## Trecho para leitura
▶

O contexto
O pronto-socorro é a porta de entrada do sistema de saúde. Quando ele recusa a internação ou condiciona o atendimento a uma transferência incompatível com o quadro clínico, há, na prática, denegação de socorro.
A negativa pode vir de várias formas: alegação de falta de leito, exigência de senha do plano em quadro agudo, recusa de cobertura por descumprimento de carência ou cobrança indevida em consulta de urgência. Em todos os cenários a via judicial é eficaz.
O atendimento em urgência e emergência será garantido a todos os beneficiários, sem distinção de carência ou condição contratual. Resolução CONSU 8/98, art. 1º
Fundamento jurídico
Três frentes jurídicas sustentam a internação compulsória nesses casos:
- CDC, art. 39, V: vedação à recusa de atendimento em situação de risco.
- Lei 9.656/98, art. 12, V, c: cobertura obrigatória em urgência ou emergência após 24h do contrato.

◀

## Descrição da tarefa
Segundo o trecho para leitura, a partir de quanto tempo do contrato a Lei 9.656/98 torna obrigatória a cobertura em urgência ou emergência? Os registros não são necessários.

## Dados de origem

▶

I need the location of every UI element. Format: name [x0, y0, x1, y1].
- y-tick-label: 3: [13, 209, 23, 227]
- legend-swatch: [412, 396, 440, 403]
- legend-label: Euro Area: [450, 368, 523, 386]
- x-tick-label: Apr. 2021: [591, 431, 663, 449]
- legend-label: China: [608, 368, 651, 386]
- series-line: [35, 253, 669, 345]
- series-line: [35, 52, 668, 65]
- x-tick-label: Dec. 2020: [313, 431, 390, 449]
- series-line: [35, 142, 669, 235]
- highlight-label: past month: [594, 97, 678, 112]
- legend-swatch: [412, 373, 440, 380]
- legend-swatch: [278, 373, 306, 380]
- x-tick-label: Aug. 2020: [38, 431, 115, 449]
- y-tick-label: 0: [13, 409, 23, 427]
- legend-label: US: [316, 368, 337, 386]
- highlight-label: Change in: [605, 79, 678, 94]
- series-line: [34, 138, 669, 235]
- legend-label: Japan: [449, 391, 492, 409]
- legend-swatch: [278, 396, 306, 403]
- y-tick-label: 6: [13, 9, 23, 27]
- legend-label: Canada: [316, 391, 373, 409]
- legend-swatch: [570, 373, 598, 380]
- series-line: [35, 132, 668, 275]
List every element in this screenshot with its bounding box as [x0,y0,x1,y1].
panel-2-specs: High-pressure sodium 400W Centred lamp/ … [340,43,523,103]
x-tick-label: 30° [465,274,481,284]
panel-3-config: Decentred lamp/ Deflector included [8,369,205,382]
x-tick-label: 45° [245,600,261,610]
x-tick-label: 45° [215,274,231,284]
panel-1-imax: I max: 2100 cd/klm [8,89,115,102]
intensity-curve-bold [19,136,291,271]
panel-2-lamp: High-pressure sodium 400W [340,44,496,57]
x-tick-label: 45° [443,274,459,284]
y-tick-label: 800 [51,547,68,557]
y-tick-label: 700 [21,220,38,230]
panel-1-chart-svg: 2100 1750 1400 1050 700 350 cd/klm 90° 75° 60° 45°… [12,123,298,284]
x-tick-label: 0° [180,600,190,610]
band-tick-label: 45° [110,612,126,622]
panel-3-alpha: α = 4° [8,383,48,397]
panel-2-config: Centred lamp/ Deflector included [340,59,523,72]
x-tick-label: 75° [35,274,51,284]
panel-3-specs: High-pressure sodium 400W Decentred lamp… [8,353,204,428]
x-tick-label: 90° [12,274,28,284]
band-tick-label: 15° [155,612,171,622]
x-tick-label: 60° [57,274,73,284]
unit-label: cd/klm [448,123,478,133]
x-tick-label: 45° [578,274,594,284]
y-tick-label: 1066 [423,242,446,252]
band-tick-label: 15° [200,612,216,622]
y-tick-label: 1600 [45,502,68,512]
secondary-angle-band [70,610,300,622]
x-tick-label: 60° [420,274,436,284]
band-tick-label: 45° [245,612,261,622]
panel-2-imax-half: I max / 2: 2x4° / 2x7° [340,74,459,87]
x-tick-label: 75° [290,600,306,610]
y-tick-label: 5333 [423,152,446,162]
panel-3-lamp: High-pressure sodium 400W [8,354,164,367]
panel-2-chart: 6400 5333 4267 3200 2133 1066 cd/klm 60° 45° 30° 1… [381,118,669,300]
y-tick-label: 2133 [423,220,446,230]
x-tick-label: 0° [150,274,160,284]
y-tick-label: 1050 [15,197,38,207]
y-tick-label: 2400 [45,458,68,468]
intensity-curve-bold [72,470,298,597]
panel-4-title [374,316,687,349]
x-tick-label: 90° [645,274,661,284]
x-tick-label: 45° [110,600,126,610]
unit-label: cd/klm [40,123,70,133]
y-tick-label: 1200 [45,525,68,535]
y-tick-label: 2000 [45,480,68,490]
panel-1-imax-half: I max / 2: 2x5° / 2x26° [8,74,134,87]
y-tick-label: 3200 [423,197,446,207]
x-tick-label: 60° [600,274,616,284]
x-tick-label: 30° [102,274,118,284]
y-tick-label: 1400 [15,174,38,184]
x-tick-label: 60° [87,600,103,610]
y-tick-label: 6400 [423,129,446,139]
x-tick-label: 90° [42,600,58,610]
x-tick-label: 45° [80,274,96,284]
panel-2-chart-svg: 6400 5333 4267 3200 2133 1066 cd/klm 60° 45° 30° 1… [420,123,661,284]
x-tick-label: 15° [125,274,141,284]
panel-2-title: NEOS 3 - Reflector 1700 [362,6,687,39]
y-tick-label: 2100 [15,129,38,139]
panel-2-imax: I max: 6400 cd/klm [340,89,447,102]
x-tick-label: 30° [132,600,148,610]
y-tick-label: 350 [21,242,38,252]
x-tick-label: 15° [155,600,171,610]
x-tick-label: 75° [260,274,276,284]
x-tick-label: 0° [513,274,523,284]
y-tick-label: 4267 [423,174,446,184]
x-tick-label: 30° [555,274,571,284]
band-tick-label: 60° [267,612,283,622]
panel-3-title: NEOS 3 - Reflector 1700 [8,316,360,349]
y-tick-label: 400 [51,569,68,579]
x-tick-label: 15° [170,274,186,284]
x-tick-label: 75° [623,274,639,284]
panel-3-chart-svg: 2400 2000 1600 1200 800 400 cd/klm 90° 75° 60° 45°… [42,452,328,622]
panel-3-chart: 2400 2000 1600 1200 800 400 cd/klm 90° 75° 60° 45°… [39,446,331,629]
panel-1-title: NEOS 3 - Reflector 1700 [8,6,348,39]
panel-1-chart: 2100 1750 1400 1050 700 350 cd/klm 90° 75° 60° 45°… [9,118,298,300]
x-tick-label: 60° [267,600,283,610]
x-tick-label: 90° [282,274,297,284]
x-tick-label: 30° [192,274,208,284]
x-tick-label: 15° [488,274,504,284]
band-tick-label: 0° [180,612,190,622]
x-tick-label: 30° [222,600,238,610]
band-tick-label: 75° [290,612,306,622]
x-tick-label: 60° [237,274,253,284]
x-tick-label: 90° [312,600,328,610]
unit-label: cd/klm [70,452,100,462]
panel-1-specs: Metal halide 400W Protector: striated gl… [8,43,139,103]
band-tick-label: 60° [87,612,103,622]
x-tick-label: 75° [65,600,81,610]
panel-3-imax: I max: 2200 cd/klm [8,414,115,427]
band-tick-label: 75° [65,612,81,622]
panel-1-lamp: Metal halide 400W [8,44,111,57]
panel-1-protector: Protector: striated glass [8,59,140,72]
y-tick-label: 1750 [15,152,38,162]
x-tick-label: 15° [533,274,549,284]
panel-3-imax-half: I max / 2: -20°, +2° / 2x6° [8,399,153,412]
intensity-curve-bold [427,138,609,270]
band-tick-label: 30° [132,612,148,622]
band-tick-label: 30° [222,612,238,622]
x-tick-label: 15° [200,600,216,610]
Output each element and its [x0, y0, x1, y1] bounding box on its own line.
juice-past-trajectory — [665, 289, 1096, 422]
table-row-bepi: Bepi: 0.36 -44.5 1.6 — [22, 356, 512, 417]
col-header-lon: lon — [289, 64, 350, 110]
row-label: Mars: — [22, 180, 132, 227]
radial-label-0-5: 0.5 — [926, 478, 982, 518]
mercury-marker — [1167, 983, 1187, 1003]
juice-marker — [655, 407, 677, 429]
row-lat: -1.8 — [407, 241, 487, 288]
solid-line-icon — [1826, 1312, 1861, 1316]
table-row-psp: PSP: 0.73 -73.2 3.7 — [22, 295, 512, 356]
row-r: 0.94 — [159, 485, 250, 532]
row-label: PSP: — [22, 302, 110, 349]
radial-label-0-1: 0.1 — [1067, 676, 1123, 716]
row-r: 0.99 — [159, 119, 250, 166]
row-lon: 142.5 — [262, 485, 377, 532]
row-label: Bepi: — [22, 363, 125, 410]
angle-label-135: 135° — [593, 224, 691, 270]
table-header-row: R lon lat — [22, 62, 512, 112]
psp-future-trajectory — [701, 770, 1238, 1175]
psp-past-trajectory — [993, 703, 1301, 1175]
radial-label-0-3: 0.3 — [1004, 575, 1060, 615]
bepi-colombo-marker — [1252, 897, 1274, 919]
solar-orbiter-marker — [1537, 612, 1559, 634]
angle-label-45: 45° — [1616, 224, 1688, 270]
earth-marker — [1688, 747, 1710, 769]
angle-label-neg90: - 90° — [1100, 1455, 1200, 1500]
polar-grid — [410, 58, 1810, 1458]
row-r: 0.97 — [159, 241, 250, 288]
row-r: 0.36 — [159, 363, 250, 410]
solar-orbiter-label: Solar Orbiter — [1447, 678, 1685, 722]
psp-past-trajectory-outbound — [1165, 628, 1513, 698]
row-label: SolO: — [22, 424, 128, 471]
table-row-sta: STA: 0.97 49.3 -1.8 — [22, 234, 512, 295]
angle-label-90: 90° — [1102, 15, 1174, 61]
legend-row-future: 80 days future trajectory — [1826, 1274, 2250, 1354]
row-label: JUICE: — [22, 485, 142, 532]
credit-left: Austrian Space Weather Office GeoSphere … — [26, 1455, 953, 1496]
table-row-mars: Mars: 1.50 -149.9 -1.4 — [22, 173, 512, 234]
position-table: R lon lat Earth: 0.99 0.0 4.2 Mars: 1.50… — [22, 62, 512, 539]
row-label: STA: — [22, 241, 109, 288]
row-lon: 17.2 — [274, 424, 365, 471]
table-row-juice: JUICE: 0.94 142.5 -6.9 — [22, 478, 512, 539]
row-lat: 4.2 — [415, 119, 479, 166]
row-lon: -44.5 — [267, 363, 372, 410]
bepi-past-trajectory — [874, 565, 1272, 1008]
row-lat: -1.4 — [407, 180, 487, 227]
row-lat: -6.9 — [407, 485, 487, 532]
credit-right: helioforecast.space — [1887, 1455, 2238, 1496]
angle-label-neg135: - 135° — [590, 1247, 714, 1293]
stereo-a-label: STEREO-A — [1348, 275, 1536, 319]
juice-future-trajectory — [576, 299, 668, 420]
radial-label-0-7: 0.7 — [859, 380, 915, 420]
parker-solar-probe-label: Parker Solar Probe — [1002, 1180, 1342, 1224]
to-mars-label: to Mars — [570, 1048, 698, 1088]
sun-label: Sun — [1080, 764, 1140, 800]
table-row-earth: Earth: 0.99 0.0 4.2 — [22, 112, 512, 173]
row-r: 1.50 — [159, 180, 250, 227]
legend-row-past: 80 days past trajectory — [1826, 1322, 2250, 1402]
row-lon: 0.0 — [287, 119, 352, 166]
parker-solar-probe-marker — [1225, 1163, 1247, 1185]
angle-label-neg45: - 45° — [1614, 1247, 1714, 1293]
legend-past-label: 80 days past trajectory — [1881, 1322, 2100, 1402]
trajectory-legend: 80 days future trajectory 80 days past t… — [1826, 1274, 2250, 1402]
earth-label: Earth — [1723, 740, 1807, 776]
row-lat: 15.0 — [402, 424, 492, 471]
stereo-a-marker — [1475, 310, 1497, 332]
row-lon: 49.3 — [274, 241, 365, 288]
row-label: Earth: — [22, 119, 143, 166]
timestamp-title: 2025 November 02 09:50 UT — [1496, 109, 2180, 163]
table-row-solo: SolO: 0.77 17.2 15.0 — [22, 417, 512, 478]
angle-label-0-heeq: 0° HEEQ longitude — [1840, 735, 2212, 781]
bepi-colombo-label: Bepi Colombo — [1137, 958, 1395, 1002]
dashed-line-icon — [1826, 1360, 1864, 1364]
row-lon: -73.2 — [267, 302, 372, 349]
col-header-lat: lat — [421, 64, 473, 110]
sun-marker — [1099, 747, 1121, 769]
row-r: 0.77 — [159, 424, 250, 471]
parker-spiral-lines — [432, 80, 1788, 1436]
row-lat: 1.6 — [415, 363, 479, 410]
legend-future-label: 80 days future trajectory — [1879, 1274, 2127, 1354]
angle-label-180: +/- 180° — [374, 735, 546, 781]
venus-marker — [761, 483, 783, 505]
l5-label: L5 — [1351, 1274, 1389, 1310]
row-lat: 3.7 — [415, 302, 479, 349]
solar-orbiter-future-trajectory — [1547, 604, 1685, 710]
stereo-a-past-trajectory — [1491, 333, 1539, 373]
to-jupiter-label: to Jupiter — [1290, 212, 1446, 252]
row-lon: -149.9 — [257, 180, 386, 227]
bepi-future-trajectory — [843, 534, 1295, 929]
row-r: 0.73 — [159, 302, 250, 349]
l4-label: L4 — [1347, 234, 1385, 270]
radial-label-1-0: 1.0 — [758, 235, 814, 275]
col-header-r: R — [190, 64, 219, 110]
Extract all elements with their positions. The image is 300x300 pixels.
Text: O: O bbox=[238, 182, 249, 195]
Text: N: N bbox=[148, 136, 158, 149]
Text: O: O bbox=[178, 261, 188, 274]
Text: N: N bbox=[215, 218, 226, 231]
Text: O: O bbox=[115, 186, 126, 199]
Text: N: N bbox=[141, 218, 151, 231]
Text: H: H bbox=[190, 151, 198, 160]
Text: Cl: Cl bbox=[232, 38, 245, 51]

◀

## Resposta do exercício
Após 24 horas do contrato.